*** TESTO CITATO ***

Dando atto del superamento della tesi della utilità in concreto e del suo riscontro ex post quale criterio attributivo della funzionalità della prestazione ad una procedura concorsuale seguita ad un'altra, diversa da quella per la quale il terzo ha effettuato la propria attività o ceduto beni o erogato servizi, le Sezioni Unite hanno posto in discussione il principio secondo cui la fase preconcordataria sia assimilabile ad ogni effetto al regime pieno del concordato preventivo, evidenziando la necessità che il concordato sia stato almeno aperto per la positiva collocazione in prededuzione del credito del professionista . A tal fine si rende infatti necessaria per la Corte una "positiva valutazione ex ante della strumentalità" dell'opera del professionista: strumentalità rispetto alla presentazione della proposta del debitore, che costituisce la finalità tipica dell'istituto.

In questo senso, le Sezioni Unite richiamano la simmetria tra la funzionalità di cui all'art.111 co.2 l.f. e la strumentalità dei servizi le cui prestazioni siano state remunerate in periodo sospetto ai sensi dell'art.67 co. 3 lett. g) l.f.: così la non assoggettabilità alla revocatoria fallimentare dei pagamenti di debiti liquidi ed esigibili intervenuti alla scadenza per conseguire tali opere, viene fatta dipendere dall'aver esse agevolato l'accesso alle procedure concorsuali, incluso il concordato preventivo, rilevando così un'identità di ratio delle due norme.

In tale ottica, il curatore potrà eccepire l'inadempimento del professionista, secondo i canoni diretti a far valere la responsabilità contrattuale, contestando la non corretta esecuzione della prestazione o anche la sua inutilità per la massa o la solo parziale utilità (con riduzione del quantum ammissibile) o l'incompleto adempimento (sulla base del criterio di corrispettività ed essendo parzialmente nulle le clausole di insindacabilità del compenso a forfait). Per contro, a carico del professionista ricade l'onere di dimostrare l'esattezza del suo adempimento, per rispondenza della sua condotta al modello professionale e deontologico richiesto in concreto dalla situazione su cui è intervenuto con la propria opera ovvero l'imputazione a fattori esogeni, imprevisti e imprevedibili dell'evoluzione dannosa della procedura, culminata nella sua cessazione (anticipata o non approvata giudizialmente) e nel conseguente fallimento.

Peraltro, all'attestatore potrà essere negato il compenso per la redazione della relazione di cui all'art. 161, co.3, l.f. a causa di carenze nella dovuta diligenza e nonostante l'ammissione del debitore alla procedura concordataria, non costituendo – a questi fini - il decreto emesso dal tribunale ex art. 163, co. 1, l.f. approvazione della relazione, né un apprezzamento di competenza esclusiva del tribunale in ambito concordatario. Secondo la Corte v'è infatti differenza di presupposti tra la collocazione in prededuzione rispetto al riconoscimento del credito nella sua opponibilità e sussistenza.

***

*ESERCIZI*
- a) Riscrivi in forma di elenco, più breve, il paragrafo del testo sulla prededuzione che inizia con "In tale ottica, il curatore", mantenendone i fatti principali.
- b) Secondo il testo sulla prededuzione, che cosa deve essere avvenuto almeno, per le Sezioni Unite, perché il credito del professionista sia collocato in prededuzione?
- c) Prosegui il testo sulla prededuzione a partire dall'ultima frase riportata.

*** DATI FORNITI ***

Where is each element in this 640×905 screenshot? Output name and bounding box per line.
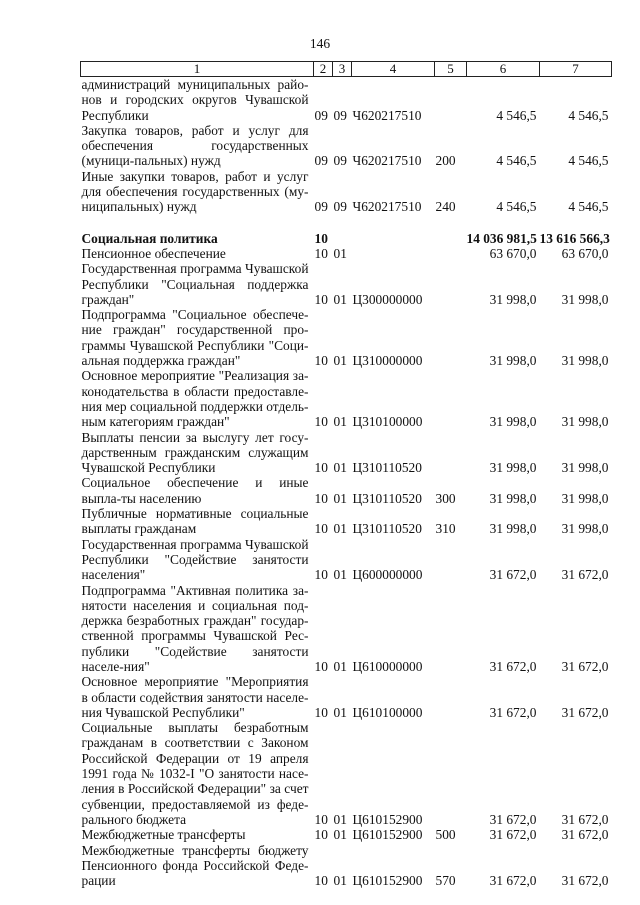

***

*RISULTATI PER ESERCIZIO*
- a)
- Il curatore può eccepire l'inadempimento del professionista secondo le regole della responsabilità contrattuale, contestando:
  - l'esecuzione non corretta della prestazione;
  - la sua inutilità per la massa o la sua utilità solo parziale, con riduzione del quantum ammissibile;
  - l'adempimento incompleto, in base al criterio di corrispettività, essendo parzialmente nulle le clausole di insindacabilità del compenso a forfait.
- Il professionista ha l'onere di dimostrare:
  - che ha adempiuto esattamente, perché la sua condotta corrisponde al modello professionale e deontologico richiesto in concreto dalla situazione;
  - oppure che l'evoluzione dannosa della procedura, fino alla cessazione anticipata o non approvata e al conseguente fallimento, è dovuta a fattori esterni, imprevisti e imprevedibili.

- b) Il concordato deve essere stato almeno aperto.

- c)
Dopo questo articolato excursus, le Sezioni Unite enunciano il principio di diritto cui dovranno uniformarsi tutti i giudici di merito, in considerazione della funzione nomofilattica della Cassazione: «il credito del professionista incaricato dal debitore di ausilio tecnico per l'accesso al concordato preventivo o il perfezionamento dei relativi atti è considerato prededucibile, anche nel successivo e consecutivo fallimento, se la relativa prestazione, anteriore o posteriore alla domanda di cui all'art.161 l.f., sia stata funzionale, ai sensi dell'art.111 co.2 l.f., alle finalità della prima procedura, contribuendo con inerenza necessaria, secondo un giudizio ex ante rimesso all'apprezzamento del giudice del merito, alla conservazione o all'incremento dei valori aziendali dell'impresa, sempre che il debitore venga ammesso alla procedura ai sensi dell'art.163 l.f., ciò permettendo istituzionalmente ai creditori, cui la proposta è rivolta, di potersi esprimere sulla stessa; restano impregiudicate, da un lato, la possibile ammissione al passivo, con l'eventuale causa di prelazione e, per l'altro, la non ammissione, totale o parziale, del singolo credito ove si accerti l'inadempimento della obbligazione assunta o la partecipazione del professionista ad attività fraudatoria».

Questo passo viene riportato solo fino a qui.